» Your goal:
Return the whole listing, keeping every character the same.

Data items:

— Start —

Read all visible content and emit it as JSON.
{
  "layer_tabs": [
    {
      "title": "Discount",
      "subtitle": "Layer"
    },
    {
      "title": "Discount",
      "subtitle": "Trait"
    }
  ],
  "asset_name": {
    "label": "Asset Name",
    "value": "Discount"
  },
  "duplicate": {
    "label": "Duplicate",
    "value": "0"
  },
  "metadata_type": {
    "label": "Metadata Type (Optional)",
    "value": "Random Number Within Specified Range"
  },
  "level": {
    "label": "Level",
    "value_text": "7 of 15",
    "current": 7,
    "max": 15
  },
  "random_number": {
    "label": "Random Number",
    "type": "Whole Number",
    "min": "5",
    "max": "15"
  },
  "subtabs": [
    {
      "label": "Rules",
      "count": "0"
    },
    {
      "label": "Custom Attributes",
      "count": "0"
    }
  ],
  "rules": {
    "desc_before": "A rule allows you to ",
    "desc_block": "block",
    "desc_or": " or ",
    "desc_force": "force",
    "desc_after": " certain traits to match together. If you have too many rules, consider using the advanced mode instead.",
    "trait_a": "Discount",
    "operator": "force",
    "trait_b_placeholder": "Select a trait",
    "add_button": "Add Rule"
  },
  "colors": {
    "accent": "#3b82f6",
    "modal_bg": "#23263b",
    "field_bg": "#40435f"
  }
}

— End —

» Solution to the problem:
Read all visible content and emit it as JSON.
{
  "layer_tabs": [
    {
      "title": "Discount",
      "subtitle": "Layer"
    },
    {
      "title": "Discount",
      "subtitle": "Trait"
    }
  ],
  "asset_name": {
    "label": "Asset Name",
    "value": "Discount"
  },
  "duplicate": {
    "label": "Duplicate",
    "value": "0"
  },
  "metadata_type": {
    "label": "Metadata Type (Optional)",
    "value": "Random Number Within Specified Range"
  },
  "level": {
    "label": "Level",
    "value_text": "7 of 15",
    "current": 7,
    "max": 15
  },
  "random_number": {
    "label": "Random Number",
    "type": "Whole Number",
    "min": "5",
    "max": "15"
  },
  "subtabs": [
    {
      "label": "Rules",
      "count": "0"
    },
    {
      "label": "Custom Attributes",
      "count": "0"
    }
  ],
  "rules": {
    "desc_before": "A rule allows you to ",
    "desc_block": "block",
    "desc_or": " or ",
    "desc_force": "force",
    "desc_after": " certain traits to match together. If you have too many rules, consider using the advanced mode instead.",
    "trait_a": "Discount",
    "operator": "force",
    "trait_b_placeholder": "Select a trait",
    "add_button": "Add Rule"
  },
  "colors": {
    "accent": "#3b82f6",
    "modal_bg": "#23263b",
    "field_bg": "#40435f"
  }
}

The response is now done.